### Requirement
Select, from the material below, each line with "principal" in it.
--- START OF Records for the task ---
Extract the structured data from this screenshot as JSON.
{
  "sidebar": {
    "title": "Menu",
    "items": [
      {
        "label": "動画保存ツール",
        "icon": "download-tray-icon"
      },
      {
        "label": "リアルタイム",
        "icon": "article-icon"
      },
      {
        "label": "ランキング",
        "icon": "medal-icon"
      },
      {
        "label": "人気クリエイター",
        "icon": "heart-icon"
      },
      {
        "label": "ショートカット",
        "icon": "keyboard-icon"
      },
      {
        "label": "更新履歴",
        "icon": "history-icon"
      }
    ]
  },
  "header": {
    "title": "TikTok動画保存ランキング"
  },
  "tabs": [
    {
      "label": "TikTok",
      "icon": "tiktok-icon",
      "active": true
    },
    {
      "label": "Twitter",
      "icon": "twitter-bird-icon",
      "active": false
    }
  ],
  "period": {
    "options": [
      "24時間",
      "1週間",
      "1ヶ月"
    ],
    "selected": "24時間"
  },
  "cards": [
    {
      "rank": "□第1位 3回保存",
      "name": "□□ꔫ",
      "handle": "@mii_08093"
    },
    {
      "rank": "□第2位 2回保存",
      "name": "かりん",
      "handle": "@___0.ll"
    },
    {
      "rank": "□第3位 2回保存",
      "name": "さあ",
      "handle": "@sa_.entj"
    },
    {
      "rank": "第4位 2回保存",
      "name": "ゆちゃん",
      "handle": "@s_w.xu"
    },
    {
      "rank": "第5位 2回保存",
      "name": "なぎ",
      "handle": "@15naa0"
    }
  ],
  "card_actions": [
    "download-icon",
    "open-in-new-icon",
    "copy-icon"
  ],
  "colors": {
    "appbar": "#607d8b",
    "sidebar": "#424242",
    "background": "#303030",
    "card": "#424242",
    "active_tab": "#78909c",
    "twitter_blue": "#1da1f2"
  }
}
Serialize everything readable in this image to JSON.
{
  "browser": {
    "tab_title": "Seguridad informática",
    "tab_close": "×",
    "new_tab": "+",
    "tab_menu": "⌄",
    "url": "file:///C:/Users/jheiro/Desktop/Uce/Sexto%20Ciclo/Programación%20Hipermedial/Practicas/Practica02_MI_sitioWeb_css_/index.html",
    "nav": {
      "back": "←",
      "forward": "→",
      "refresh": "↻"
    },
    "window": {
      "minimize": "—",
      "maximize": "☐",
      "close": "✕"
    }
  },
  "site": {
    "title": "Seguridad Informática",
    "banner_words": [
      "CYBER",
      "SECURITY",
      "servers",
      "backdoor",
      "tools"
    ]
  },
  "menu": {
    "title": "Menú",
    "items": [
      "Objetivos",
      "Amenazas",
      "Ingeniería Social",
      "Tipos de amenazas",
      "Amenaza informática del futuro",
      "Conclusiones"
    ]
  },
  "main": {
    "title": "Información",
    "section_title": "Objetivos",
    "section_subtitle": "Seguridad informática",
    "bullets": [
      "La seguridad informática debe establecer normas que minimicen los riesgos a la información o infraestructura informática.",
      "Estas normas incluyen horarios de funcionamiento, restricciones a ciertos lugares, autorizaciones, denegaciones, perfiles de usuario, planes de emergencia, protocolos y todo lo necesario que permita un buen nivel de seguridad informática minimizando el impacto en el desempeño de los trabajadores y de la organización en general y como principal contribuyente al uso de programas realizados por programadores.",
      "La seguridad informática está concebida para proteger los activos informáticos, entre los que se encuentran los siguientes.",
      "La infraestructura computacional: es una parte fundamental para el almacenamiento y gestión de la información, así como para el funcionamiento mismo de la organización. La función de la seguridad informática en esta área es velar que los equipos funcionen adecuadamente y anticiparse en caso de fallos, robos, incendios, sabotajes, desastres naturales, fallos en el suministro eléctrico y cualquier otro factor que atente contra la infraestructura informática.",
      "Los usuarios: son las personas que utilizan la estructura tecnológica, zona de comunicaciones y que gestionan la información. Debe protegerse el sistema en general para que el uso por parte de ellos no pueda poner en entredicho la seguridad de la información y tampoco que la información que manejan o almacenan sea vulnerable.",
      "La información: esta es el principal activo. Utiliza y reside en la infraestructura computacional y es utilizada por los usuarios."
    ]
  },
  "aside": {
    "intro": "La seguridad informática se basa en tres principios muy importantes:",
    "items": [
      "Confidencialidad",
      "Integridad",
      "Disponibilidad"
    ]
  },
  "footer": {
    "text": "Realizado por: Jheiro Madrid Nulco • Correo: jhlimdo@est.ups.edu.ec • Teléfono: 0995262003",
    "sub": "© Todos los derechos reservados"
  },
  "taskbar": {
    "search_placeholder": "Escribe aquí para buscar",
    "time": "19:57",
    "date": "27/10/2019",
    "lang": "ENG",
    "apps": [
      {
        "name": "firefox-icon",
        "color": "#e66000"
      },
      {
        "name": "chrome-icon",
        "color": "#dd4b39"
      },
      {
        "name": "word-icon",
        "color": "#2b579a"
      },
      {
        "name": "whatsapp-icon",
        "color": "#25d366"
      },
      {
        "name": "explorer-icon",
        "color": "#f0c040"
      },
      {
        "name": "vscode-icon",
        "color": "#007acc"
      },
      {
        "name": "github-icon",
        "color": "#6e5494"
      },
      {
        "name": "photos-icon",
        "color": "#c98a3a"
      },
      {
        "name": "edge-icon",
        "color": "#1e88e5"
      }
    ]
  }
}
--- END OF Records for the task ---
### Result
      "Estas normas incluyen horarios de funcionamiento, restricciones a ciertos lugares, autorizaciones, denegaciones, perfiles de usuario, planes de emergencia, protocolos y todo lo necesario que permita un buen nivel de seguridad informática minimizando el impacto en el desempeño de los trabajadores y de la organización en general y como principal contribuyente al uso de programas realizados por programadores.",
      "La información: esta es el principal activo. Utiliza y reside en la infraestructura computacional y es utilizada por los usuarios."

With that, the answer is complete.